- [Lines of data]
__________________________________________________
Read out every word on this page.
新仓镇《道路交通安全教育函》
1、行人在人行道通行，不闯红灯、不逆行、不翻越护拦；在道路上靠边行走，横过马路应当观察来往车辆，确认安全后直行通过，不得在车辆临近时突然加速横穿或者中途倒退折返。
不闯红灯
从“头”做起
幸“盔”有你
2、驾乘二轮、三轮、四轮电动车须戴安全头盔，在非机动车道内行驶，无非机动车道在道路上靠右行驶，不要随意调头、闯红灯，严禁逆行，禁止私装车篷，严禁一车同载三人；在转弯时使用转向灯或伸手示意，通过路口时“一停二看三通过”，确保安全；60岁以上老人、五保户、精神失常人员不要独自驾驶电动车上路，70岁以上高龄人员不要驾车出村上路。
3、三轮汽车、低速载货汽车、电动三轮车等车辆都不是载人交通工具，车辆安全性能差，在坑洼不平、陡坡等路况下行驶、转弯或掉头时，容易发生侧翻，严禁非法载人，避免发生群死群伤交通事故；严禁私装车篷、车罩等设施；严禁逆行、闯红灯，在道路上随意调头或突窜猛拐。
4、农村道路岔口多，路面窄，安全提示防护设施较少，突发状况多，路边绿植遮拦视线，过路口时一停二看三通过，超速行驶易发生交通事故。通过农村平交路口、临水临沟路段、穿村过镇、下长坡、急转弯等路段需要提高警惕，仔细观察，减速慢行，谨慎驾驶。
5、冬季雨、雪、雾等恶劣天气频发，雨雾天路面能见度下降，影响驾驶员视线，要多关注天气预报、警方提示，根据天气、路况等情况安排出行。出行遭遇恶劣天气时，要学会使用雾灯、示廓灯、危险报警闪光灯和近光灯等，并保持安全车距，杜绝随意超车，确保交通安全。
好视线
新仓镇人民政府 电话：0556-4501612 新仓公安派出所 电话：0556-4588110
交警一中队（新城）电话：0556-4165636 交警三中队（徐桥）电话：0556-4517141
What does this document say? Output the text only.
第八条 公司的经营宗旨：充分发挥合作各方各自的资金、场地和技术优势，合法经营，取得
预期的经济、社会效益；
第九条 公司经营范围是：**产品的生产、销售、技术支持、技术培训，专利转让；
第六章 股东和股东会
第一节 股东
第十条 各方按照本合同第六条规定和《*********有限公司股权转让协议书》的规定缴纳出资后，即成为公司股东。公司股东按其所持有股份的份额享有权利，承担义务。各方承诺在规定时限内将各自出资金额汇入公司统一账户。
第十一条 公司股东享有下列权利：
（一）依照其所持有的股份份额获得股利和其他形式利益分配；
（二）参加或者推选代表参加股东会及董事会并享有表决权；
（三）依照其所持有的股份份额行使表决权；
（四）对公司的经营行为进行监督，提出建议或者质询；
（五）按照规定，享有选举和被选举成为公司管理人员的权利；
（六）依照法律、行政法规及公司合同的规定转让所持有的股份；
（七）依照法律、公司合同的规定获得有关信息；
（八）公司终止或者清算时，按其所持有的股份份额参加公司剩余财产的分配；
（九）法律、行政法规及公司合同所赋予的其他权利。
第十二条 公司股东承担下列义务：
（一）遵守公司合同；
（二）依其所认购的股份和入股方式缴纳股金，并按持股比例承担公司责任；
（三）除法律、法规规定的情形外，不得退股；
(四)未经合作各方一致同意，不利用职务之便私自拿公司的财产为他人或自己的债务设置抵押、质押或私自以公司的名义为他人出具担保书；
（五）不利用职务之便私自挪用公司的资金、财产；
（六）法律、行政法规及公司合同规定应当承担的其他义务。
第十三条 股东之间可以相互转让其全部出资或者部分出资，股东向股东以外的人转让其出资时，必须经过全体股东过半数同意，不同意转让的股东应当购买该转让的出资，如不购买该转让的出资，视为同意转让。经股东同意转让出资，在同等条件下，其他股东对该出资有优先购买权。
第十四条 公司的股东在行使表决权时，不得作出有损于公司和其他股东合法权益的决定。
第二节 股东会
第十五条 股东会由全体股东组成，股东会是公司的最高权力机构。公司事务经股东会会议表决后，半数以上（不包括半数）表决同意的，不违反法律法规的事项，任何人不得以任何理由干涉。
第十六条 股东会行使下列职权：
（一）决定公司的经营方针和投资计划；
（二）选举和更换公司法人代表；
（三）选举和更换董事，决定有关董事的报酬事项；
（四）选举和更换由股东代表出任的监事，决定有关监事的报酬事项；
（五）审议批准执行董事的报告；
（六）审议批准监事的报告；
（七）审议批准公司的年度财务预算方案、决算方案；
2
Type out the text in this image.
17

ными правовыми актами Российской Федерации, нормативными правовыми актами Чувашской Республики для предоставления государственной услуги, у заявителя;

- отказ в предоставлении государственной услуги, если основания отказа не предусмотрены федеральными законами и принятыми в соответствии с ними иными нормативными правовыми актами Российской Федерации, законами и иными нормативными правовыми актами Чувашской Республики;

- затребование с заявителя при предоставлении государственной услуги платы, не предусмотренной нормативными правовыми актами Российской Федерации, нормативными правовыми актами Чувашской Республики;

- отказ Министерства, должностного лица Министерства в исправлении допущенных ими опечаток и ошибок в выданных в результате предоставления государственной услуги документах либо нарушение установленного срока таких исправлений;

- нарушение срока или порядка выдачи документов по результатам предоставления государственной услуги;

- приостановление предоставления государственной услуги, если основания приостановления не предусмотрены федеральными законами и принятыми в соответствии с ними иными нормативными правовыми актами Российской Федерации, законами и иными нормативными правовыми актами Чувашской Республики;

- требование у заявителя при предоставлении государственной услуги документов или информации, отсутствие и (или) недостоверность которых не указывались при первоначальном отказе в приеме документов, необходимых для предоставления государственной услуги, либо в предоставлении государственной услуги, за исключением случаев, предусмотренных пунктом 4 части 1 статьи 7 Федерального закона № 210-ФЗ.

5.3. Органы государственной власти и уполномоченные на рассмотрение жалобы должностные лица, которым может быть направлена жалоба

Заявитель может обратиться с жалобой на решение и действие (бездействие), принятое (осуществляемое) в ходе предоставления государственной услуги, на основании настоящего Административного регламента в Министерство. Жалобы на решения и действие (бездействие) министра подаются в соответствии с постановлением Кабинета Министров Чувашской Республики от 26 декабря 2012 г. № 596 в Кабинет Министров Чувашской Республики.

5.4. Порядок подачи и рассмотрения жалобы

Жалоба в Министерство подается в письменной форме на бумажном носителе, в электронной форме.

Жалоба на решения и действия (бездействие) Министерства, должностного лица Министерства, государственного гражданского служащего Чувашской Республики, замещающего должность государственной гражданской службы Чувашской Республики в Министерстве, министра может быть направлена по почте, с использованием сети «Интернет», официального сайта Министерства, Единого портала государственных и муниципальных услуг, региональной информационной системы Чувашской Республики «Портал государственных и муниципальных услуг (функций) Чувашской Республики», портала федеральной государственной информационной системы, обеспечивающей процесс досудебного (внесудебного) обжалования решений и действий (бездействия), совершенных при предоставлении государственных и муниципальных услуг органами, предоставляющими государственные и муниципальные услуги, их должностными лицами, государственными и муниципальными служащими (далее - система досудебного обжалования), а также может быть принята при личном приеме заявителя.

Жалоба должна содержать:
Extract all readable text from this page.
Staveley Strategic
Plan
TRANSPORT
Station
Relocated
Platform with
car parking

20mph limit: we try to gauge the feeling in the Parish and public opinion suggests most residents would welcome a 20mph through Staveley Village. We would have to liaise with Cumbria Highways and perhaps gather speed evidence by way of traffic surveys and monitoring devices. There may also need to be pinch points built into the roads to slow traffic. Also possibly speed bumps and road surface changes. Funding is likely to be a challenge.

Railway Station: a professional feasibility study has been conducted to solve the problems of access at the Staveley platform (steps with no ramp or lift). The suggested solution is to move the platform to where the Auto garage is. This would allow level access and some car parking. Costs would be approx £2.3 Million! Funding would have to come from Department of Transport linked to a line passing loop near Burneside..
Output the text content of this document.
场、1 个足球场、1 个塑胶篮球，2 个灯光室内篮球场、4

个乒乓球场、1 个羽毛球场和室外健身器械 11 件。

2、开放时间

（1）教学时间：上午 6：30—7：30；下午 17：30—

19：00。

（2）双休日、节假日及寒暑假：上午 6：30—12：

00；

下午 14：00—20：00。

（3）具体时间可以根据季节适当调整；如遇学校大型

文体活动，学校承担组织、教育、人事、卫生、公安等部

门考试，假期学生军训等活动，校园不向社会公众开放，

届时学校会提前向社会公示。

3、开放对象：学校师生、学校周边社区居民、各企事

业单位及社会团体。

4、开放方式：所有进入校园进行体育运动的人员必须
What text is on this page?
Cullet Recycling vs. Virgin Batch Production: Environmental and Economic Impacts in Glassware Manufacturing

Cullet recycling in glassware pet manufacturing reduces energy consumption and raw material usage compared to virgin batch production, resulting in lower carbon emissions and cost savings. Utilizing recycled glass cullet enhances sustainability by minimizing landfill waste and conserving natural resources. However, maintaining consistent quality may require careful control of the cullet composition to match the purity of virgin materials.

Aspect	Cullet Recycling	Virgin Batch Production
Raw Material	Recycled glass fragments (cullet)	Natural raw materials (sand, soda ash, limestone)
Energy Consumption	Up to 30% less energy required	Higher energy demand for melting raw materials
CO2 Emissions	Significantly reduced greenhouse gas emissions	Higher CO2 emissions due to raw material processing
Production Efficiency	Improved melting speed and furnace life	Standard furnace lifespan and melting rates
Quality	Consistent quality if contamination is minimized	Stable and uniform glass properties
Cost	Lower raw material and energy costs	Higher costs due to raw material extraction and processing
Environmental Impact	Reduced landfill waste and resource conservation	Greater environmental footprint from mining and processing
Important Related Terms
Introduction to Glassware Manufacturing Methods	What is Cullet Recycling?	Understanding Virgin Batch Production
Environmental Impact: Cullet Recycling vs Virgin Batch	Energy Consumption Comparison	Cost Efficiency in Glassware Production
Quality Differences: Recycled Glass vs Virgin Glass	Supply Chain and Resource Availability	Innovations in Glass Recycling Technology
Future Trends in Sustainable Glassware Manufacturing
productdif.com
__________________________________________________
- [BRIEF] Pick out and copy every line that contains the word "основания".

- [IN RESPONSE]
- отказ в предоставлении государственной услуги, если основания отказа не предусмотрены федеральными законами и принятыми в соответствии с ними иными нормативными правовыми актами Российской Федерации, законами и иными нормативными правовыми актами Чувашской Республики;
- приостановление предоставления государственной услуги, если основания приостановления не предусмотрены федеральными законами и принятыми в соответствии с ними иными нормативными правовыми актами Российской Федерации, законами и иными нормативными правовыми актами Чувашской Республики;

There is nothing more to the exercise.